— begin —

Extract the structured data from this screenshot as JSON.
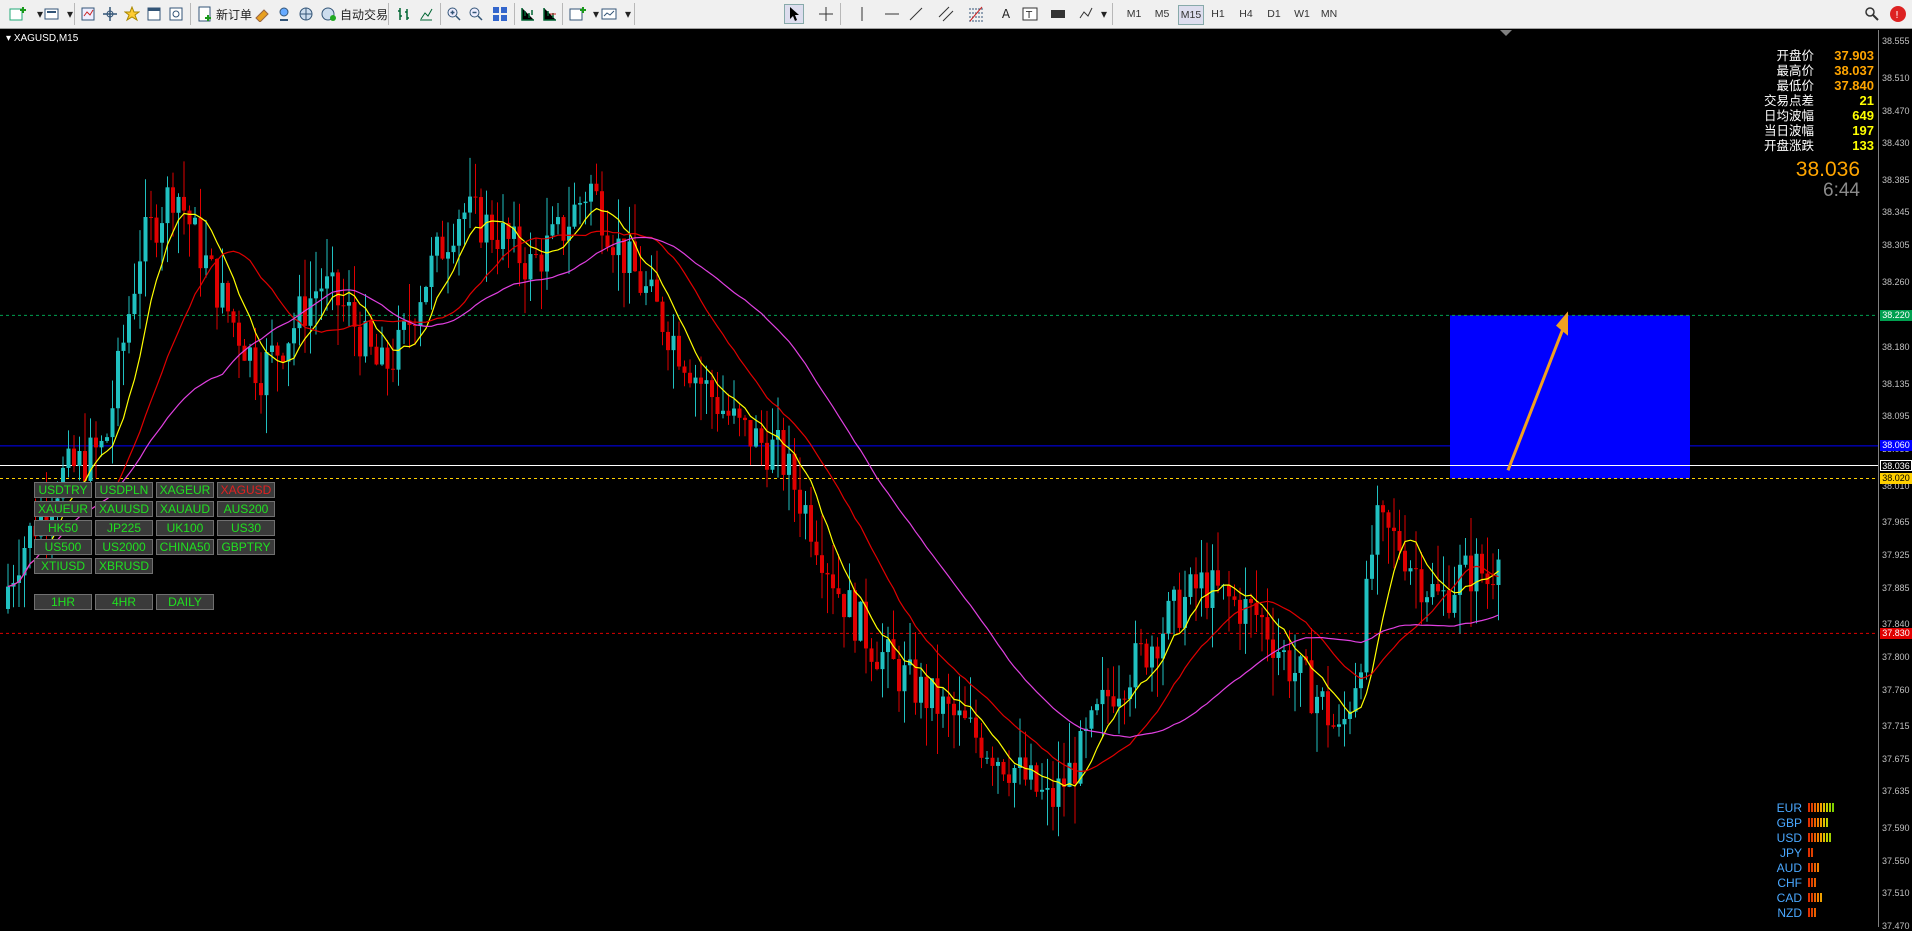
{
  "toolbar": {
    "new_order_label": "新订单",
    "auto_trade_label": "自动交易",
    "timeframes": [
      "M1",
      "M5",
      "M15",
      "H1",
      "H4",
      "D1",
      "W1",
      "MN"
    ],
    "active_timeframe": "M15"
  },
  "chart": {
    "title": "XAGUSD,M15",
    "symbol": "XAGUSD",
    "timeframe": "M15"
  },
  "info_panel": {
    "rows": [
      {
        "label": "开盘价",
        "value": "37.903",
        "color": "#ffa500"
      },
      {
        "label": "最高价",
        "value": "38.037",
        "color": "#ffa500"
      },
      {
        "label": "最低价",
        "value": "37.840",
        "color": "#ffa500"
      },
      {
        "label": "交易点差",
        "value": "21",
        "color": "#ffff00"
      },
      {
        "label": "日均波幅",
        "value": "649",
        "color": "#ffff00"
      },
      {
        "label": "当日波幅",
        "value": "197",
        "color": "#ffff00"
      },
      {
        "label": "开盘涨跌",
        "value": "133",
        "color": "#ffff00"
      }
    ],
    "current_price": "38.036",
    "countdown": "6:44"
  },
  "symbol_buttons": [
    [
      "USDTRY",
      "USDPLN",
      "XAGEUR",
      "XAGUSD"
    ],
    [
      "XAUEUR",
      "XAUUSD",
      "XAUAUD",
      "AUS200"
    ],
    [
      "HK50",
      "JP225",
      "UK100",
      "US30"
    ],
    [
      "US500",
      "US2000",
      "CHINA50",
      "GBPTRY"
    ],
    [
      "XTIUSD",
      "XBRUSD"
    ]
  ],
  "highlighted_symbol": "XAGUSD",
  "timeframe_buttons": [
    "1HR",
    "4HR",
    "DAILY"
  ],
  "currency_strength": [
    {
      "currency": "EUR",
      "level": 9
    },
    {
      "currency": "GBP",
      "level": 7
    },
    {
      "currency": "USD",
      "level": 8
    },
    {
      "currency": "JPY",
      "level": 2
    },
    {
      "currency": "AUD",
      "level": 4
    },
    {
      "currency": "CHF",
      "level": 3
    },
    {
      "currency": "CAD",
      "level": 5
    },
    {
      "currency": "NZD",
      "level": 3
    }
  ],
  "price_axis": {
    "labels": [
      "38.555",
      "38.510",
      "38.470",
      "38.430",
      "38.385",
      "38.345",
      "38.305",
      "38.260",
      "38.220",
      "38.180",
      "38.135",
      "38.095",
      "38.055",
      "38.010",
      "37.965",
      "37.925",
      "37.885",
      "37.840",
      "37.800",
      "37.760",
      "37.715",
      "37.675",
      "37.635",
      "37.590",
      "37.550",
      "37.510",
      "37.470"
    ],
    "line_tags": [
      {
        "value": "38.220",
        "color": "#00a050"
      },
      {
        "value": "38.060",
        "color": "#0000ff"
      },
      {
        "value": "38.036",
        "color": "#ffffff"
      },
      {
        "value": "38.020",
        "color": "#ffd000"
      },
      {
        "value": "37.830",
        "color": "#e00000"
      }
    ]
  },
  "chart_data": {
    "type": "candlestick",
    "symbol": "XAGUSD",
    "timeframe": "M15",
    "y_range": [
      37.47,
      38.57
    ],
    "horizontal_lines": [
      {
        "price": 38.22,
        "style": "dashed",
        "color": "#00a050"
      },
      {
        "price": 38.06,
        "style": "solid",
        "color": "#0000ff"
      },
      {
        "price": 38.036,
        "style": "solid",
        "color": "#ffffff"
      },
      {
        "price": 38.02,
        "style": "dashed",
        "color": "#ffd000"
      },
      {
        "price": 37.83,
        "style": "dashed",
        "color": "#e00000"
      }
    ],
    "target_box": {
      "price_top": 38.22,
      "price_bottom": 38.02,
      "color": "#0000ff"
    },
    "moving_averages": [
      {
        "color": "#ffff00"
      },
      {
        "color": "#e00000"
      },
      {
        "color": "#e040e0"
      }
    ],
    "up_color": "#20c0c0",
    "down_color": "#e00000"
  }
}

— end —

- STATED PROBLEM
Search the lines above for the string "XAGUSD", then show every one that has it.

- RESULT OF THIS EXERCISE
    "title": "XAGUSD,M15",
    "symbol": "XAGUSD",
      "XAGUSD"
  "highlighted_symbol": "XAGUSD",
    "symbol": "XAGUSD",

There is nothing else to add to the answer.